- [ACTIVITY]:
Could you copy every entry exactly, dropping the pictures?

- [EXTRACTED RECORDS]:
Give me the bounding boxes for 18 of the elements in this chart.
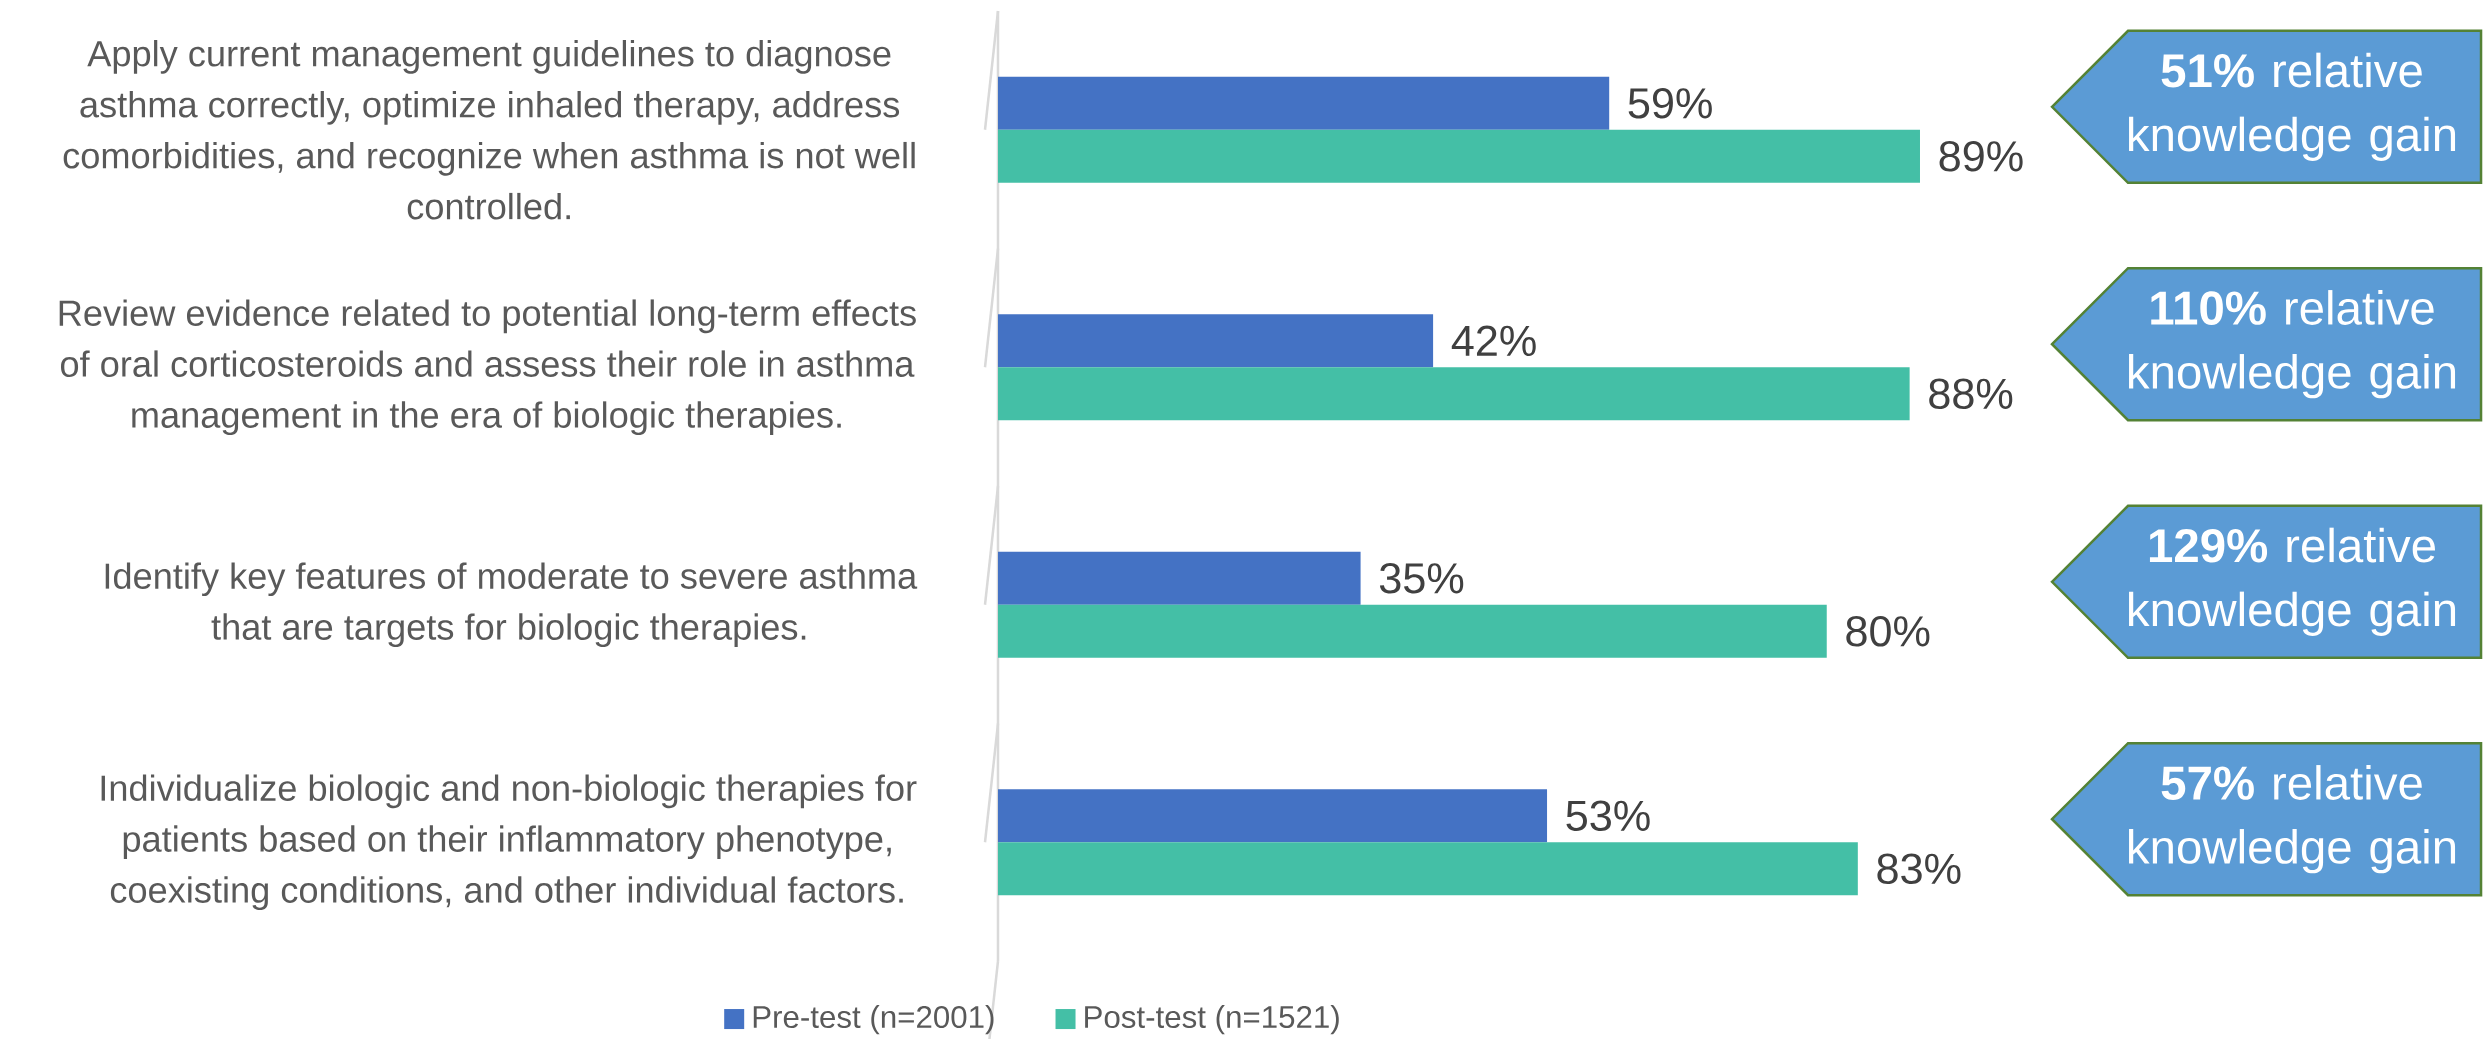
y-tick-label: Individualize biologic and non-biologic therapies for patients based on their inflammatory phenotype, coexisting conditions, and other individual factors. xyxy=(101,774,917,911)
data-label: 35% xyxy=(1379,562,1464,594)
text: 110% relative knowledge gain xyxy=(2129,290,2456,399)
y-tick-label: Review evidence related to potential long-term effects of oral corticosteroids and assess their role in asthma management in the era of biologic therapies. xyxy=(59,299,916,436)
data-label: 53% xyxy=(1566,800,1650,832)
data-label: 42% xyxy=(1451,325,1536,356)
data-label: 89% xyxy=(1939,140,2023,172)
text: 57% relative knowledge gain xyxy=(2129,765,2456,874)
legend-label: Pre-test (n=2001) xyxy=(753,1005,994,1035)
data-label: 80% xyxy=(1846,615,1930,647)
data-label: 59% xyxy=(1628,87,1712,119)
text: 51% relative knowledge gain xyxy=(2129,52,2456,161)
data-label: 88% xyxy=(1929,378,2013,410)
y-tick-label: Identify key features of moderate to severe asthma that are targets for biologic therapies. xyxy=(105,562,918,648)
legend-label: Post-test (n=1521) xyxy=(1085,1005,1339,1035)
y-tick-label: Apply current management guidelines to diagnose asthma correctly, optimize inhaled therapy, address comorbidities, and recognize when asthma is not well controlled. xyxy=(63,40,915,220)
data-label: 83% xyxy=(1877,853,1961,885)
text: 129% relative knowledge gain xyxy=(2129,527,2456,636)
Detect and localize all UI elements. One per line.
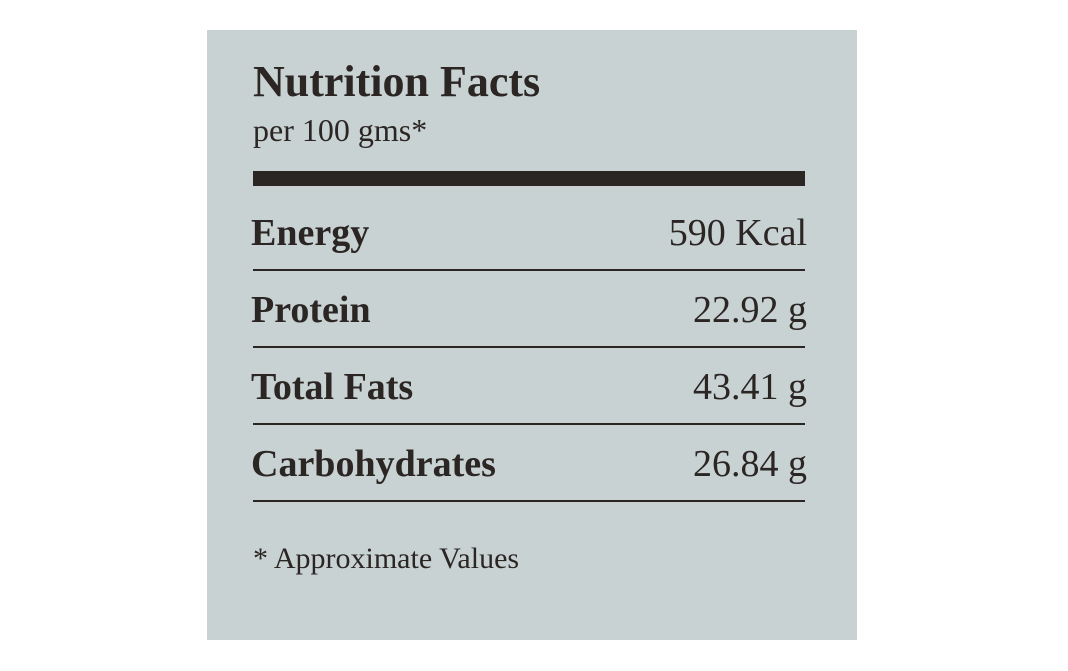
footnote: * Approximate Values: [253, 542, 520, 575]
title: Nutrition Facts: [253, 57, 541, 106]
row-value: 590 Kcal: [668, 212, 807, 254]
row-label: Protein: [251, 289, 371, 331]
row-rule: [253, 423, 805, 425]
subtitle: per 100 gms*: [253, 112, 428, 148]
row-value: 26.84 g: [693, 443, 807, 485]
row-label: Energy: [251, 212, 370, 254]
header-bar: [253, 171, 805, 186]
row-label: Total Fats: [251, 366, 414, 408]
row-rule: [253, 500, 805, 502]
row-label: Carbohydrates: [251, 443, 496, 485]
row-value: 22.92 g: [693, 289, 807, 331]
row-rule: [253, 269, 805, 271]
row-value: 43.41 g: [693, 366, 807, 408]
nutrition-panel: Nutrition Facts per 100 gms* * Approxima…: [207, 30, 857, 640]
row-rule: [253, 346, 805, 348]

- [REPLY TO THE TASK]:
Give me the bounding boxes for 18 of the elements in this chart.
y-tick-label: Individualize biologic and non-biologic therapies for patients based on their inflammatory phenotype, coexisting conditions, and other individual factors. xyxy=(101,774,917,911)
data-label: 35% xyxy=(1379,562,1464,594)
text: 110% relative knowledge gain xyxy=(2129,290,2456,399)
y-tick-label: Review evidence related to potential long-term effects of oral corticosteroids and assess their role in asthma management in the era of biologic therapies. xyxy=(59,299,916,436)
data-label: 53% xyxy=(1566,800,1650,832)
data-label: 42% xyxy=(1451,325,1536,356)
data-label: 89% xyxy=(1939,140,2023,172)
text: 57% relative knowledge gain xyxy=(2129,765,2456,874)
legend-label: Pre-test (n=2001) xyxy=(753,1005,994,1035)
data-label: 80% xyxy=(1846,615,1930,647)
data-label: 59% xyxy=(1628,87,1712,119)
text: 51% relative knowledge gain xyxy=(2129,52,2456,161)
data-label: 88% xyxy=(1929,378,2013,410)
y-tick-label: Identify key features of moderate to severe asthma that are targets for biologic therapies. xyxy=(105,562,918,648)
legend-label: Post-test (n=1521) xyxy=(1085,1005,1339,1035)
y-tick-label: Apply current management guidelines to diagnose asthma correctly, optimize inhaled therapy, address comorbidities, and recognize when asthma is not well controlled. xyxy=(63,40,915,220)
data-label: 83% xyxy=(1877,853,1961,885)
text: 129% relative knowledge gain xyxy=(2129,527,2456,636)
Detect and localize all UI elements. One per line.
footnote: * Approximate Values: [253, 542, 520, 575]
title: Nutrition Facts: [253, 57, 541, 106]
row-value: 590 Kcal: [668, 212, 807, 254]
row-label: Protein: [251, 289, 371, 331]
row-rule: [253, 423, 805, 425]
subtitle: per 100 gms*: [253, 112, 428, 148]
row-value: 26.84 g: [693, 443, 807, 485]
row-label: Energy: [251, 212, 370, 254]
header-bar: [253, 171, 805, 186]
row-label: Total Fats: [251, 366, 414, 408]
row-rule: [253, 500, 805, 502]
row-label: Carbohydrates: [251, 443, 496, 485]
row-value: 22.92 g: [693, 289, 807, 331]
row-rule: [253, 269, 805, 271]
row-value: 43.41 g: [693, 366, 807, 408]
nutrition-panel: Nutrition Facts per 100 gms* * Approxima…: [207, 30, 857, 640]
row-rule: [253, 346, 805, 348]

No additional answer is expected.